:: PROVIDED INFORMATION ::

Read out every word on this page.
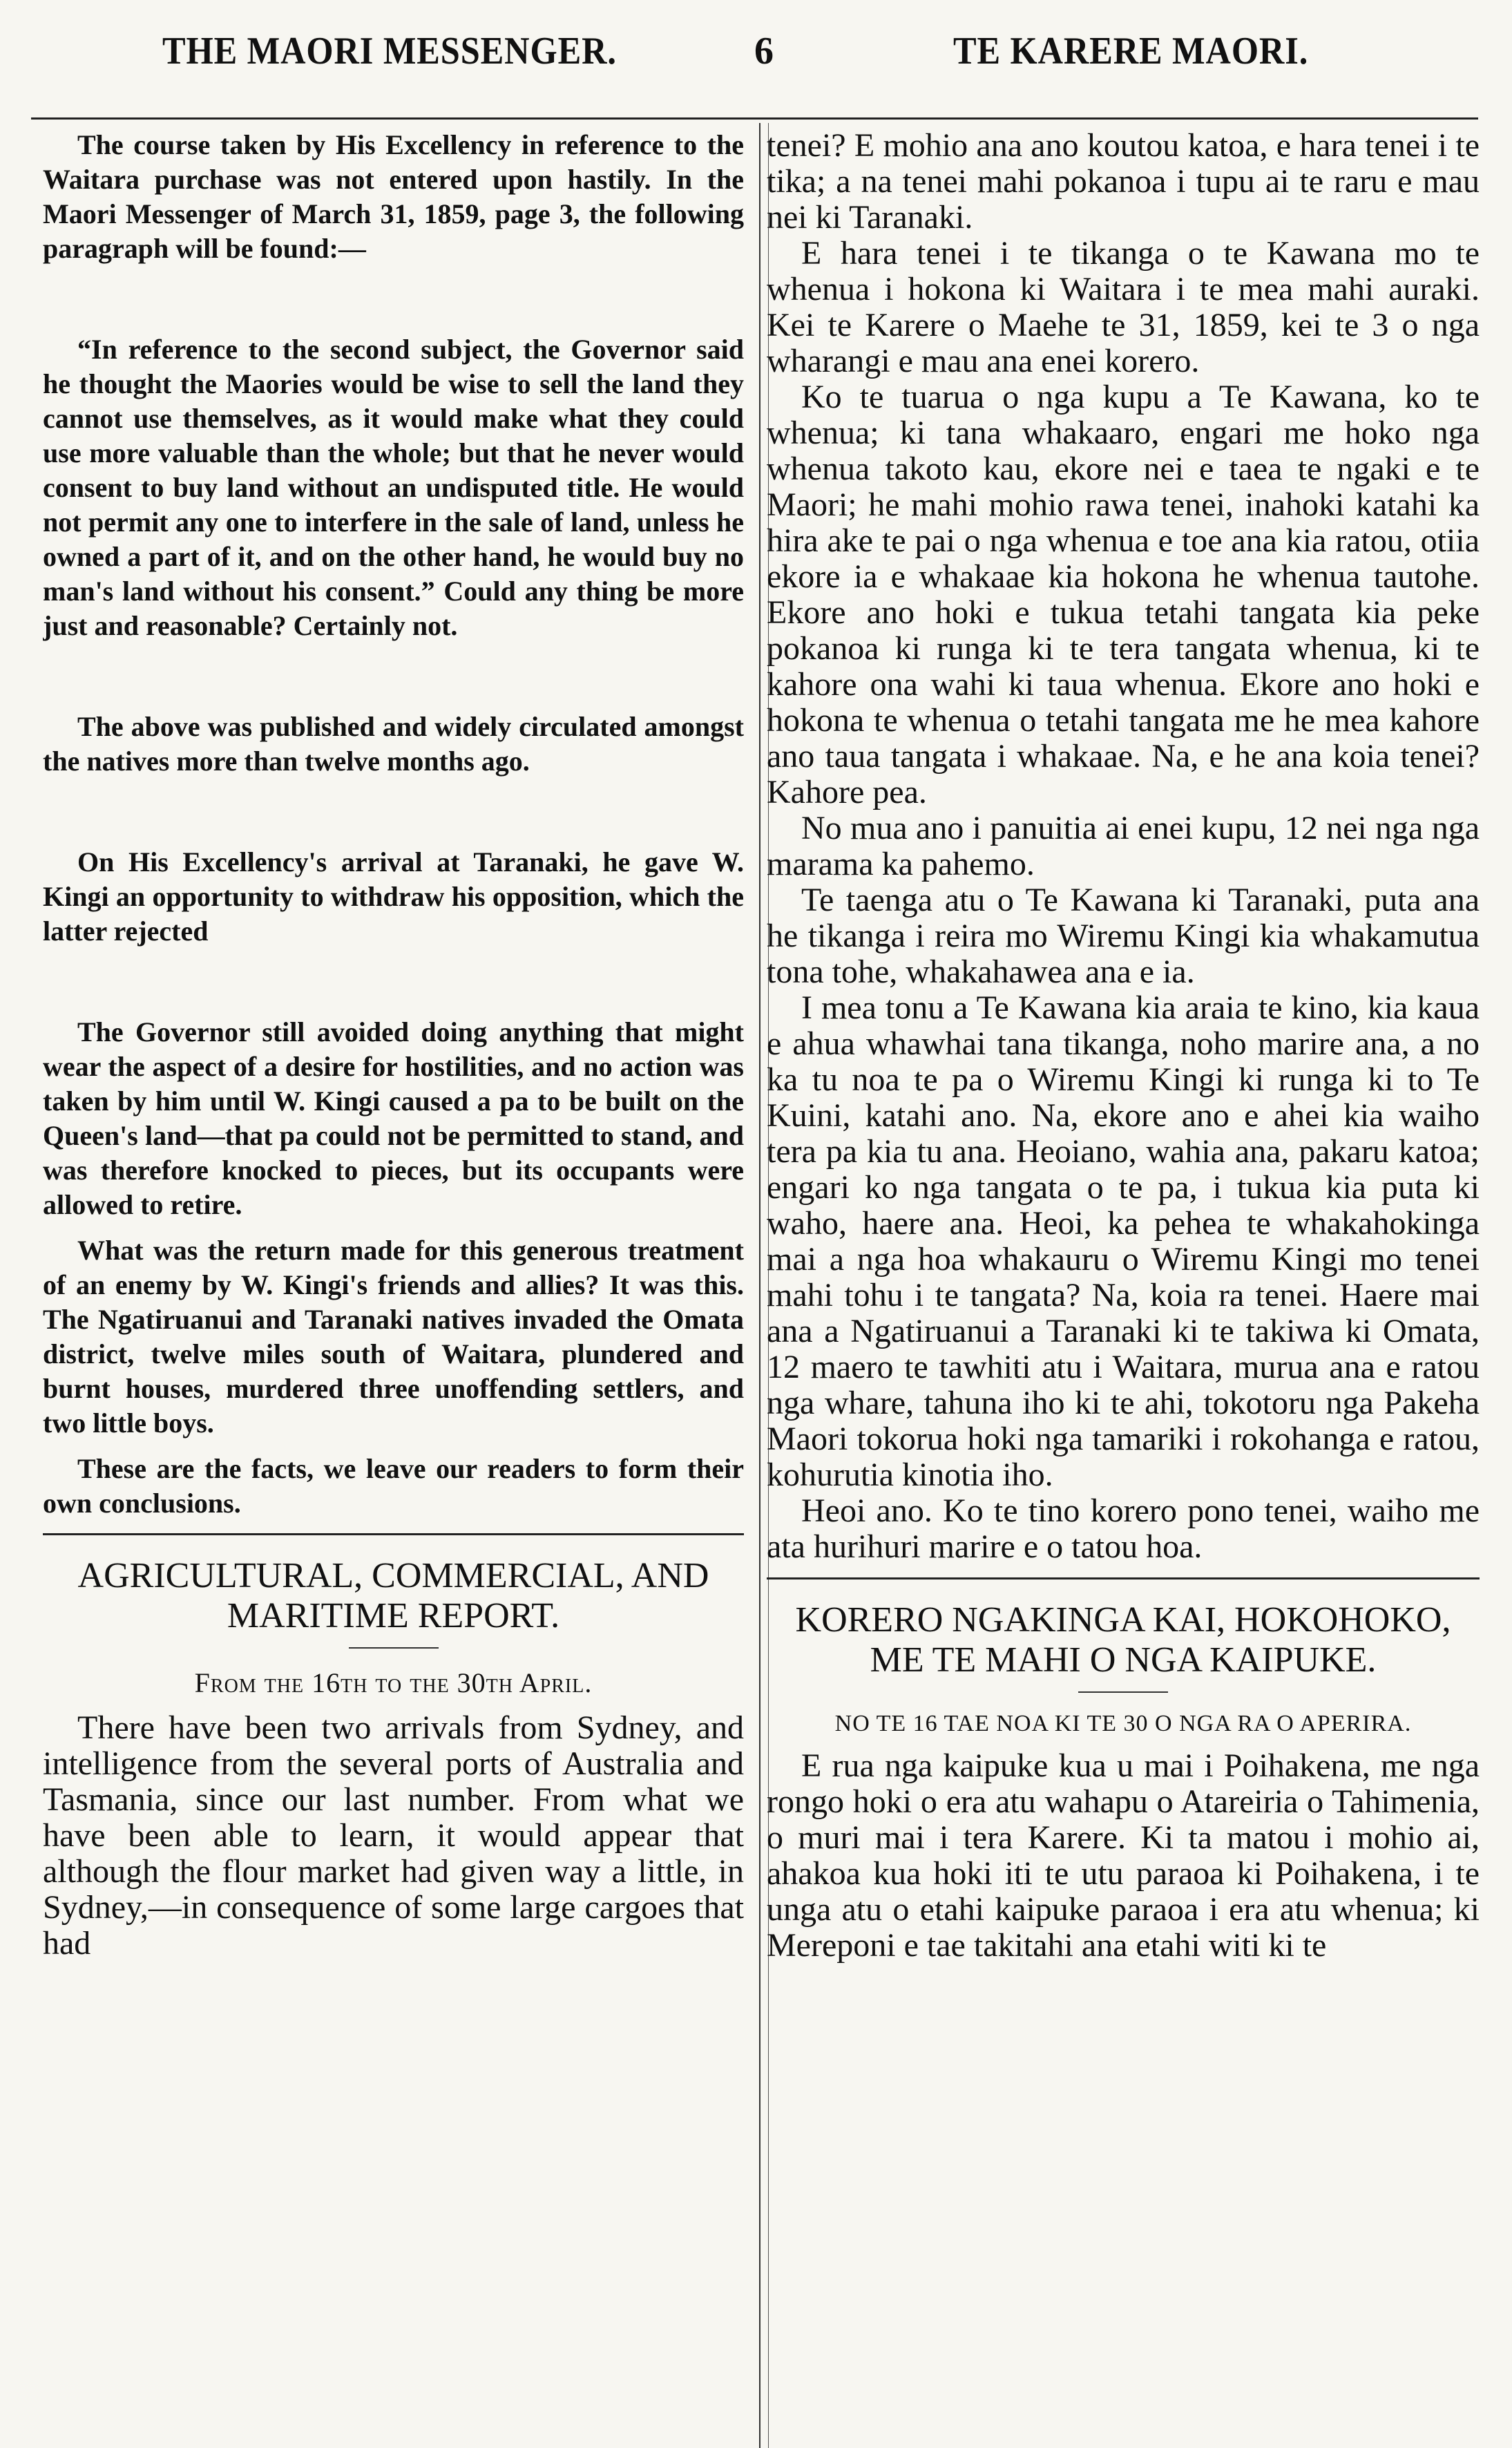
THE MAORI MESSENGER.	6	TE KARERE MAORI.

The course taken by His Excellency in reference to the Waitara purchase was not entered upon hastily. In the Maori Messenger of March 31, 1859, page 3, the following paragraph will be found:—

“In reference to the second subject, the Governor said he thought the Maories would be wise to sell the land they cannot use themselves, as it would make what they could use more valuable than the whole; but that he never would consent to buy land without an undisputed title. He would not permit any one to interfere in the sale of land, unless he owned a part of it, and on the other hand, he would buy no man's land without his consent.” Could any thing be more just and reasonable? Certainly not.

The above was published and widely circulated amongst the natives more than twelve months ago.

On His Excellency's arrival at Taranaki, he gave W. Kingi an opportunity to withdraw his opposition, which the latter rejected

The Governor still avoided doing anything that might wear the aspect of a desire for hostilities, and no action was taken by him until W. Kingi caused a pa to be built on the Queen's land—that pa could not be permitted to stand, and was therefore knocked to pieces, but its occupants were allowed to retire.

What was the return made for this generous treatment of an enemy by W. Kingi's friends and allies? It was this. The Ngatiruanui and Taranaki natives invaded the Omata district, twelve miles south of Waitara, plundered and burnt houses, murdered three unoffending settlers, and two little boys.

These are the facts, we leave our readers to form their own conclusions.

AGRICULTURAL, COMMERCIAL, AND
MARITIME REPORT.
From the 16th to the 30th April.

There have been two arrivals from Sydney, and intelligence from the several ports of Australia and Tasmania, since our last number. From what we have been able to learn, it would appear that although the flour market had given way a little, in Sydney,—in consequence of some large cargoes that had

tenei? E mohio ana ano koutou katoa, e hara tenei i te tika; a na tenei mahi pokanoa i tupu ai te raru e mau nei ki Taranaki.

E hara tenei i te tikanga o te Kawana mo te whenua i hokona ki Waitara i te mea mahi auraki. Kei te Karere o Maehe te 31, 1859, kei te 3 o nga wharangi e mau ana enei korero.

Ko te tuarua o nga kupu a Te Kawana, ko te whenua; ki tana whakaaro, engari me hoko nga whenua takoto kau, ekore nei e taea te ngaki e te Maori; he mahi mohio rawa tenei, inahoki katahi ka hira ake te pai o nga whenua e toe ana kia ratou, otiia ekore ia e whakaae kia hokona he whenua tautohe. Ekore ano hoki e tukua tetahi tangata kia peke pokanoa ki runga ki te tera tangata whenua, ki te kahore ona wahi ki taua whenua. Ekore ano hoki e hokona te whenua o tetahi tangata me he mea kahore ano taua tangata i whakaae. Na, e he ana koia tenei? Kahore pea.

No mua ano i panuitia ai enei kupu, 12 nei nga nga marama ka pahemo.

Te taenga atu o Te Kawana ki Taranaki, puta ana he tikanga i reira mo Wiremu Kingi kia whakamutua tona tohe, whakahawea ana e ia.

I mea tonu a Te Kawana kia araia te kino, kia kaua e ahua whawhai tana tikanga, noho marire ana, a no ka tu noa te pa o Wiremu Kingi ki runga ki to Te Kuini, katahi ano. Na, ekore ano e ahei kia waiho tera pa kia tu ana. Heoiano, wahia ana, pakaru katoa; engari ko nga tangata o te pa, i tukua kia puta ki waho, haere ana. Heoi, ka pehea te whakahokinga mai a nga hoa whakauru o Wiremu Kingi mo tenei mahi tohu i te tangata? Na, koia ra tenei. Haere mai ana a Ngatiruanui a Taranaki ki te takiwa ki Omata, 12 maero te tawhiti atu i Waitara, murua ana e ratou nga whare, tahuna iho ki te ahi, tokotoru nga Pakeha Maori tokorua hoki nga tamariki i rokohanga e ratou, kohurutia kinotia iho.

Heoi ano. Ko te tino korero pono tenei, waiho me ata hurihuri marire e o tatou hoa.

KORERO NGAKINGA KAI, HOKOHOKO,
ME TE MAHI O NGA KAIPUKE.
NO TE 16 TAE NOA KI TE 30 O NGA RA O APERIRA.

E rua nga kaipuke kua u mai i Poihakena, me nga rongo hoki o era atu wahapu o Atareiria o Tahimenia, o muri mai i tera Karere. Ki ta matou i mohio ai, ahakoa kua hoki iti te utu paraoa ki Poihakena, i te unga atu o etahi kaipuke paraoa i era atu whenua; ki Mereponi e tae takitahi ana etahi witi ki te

:::

WHAT TO PRODUCE: Except for the pictures, print the data above exactly.

TASK RESPONSE:
Read out every word on this page.
THE MAORI MESSENGER.	6	TE KARERE MAORI.

The course taken by His Excellency in reference to the Waitara purchase was not entered upon hastily. In the Maori Messenger of March 31, 1859, page 3, the following paragraph will be found:—

“In reference to the second subject, the Governor said he thought the Maories would be wise to sell the land they cannot use themselves, as it would make what they could use more valuable than the whole; but that he never would consent to buy land without an undisputed title. He would not permit any one to interfere in the sale of land, unless he owned a part of it, and on the other hand, he would buy no man's land without his consent.” Could any thing be more just and reasonable? Certainly not.

The above was published and widely circulated amongst the natives more than twelve months ago.

On His Excellency's arrival at Taranaki, he gave W. Kingi an opportunity to withdraw his opposition, which the latter rejected

The Governor still avoided doing anything that might wear the aspect of a desire for hostilities, and no action was taken by him until W. Kingi caused a pa to be built on the Queen's land—that pa could not be permitted to stand, and was therefore knocked to pieces, but its occupants were allowed to retire.

What was the return made for this generous treatment of an enemy by W. Kingi's friends and allies? It was this. The Ngatiruanui and Taranaki natives invaded the Omata district, twelve miles south of Waitara, plundered and burnt houses, murdered three unoffending settlers, and two little boys.

These are the facts, we leave our readers to form their own conclusions.

AGRICULTURAL, COMMERCIAL, AND
MARITIME REPORT.
From the 16th to the 30th April.

There have been two arrivals from Sydney, and intelligence from the several ports of Australia and Tasmania, since our last number. From what we have been able to learn, it would appear that although the flour market had given way a little, in Sydney,—in consequence of some large cargoes that had

tenei? E mohio ana ano koutou katoa, e hara tenei i te tika; a na tenei mahi pokanoa i tupu ai te raru e mau nei ki Taranaki.

E hara tenei i te tikanga o te Kawana mo te whenua i hokona ki Waitara i te mea mahi auraki. Kei te Karere o Maehe te 31, 1859, kei te 3 o nga wharangi e mau ana enei korero.

Ko te tuarua o nga kupu a Te Kawana, ko te whenua; ki tana whakaaro, engari me hoko nga whenua takoto kau, ekore nei e taea te ngaki e te Maori; he mahi mohio rawa tenei, inahoki katahi ka hira ake te pai o nga whenua e toe ana kia ratou, otiia ekore ia e whakaae kia hokona he whenua tautohe. Ekore ano hoki e tukua tetahi tangata kia peke pokanoa ki runga ki te tera tangata whenua, ki te kahore ona wahi ki taua whenua. Ekore ano hoki e hokona te whenua o tetahi tangata me he mea kahore ano taua tangata i whakaae. Na, e he ana koia tenei? Kahore pea.

No mua ano i panuitia ai enei kupu, 12 nei nga nga marama ka pahemo.

Te taenga atu o Te Kawana ki Taranaki, puta ana he tikanga i reira mo Wiremu Kingi kia whakamutua tona tohe, whakahawea ana e ia.

I mea tonu a Te Kawana kia araia te kino, kia kaua e ahua whawhai tana tikanga, noho marire ana, a no ka tu noa te pa o Wiremu Kingi ki runga ki to Te Kuini, katahi ano. Na, ekore ano e ahei kia waiho tera pa kia tu ana. Heoiano, wahia ana, pakaru katoa; engari ko nga tangata o te pa, i tukua kia puta ki waho, haere ana. Heoi, ka pehea te whakahokinga mai a nga hoa whakauru o Wiremu Kingi mo tenei mahi tohu i te tangata? Na, koia ra tenei. Haere mai ana a Ngatiruanui a Taranaki ki te takiwa ki Omata, 12 maero te tawhiti atu i Waitara, murua ana e ratou nga whare, tahuna iho ki te ahi, tokotoru nga Pakeha Maori tokorua hoki nga tamariki i rokohanga e ratou, kohurutia kinotia iho.

Heoi ano. Ko te tino korero pono tenei, waiho me ata hurihuri marire e o tatou hoa.

KORERO NGAKINGA KAI, HOKOHOKO,
ME TE MAHI O NGA KAIPUKE.
NO TE 16 TAE NOA KI TE 30 O NGA RA O APERIRA.

E rua nga kaipuke kua u mai i Poihakena, me nga rongo hoki o era atu wahapu o Atareiria o Tahimenia, o muri mai i tera Karere. Ki ta matou i mohio ai, ahakoa kua hoki iti te utu paraoa ki Poihakena, i te unga atu o etahi kaipuke paraoa i era atu whenua; ki Mereponi e tae takitahi ana etahi witi ki te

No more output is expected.